* [Records for the task]
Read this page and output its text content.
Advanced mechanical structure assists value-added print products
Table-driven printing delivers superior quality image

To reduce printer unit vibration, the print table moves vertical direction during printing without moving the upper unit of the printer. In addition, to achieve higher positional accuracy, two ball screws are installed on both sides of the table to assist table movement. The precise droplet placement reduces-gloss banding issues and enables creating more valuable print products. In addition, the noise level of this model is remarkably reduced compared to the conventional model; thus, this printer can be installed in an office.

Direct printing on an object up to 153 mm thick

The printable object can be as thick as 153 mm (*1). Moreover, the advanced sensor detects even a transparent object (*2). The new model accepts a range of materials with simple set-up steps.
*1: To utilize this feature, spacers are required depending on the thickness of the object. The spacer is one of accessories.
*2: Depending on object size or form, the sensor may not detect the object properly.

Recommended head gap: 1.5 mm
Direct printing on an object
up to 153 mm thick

* [Written instruction] Return all the lines that contain the string "model".

* [Response for this exercise]
To reduce printer unit vibration, the print table moves vertical direction during printing without moving the upper unit of the printer. In addition, to achieve higher positional accuracy, two ball screws are installed on both sides of the table to assist table movement. The precise droplet placement reduces-gloss banding issues and enables creating more valuable print products. In addition, the noise level of this model is remarkably reduced compared to the conventional model; thus, this printer can be installed in an office.
The printable object can be as thick as 153 mm (*1). Moreover, the advanced sensor detects even a transparent object (*2). The new model accepts a range of materials with simple set-up steps.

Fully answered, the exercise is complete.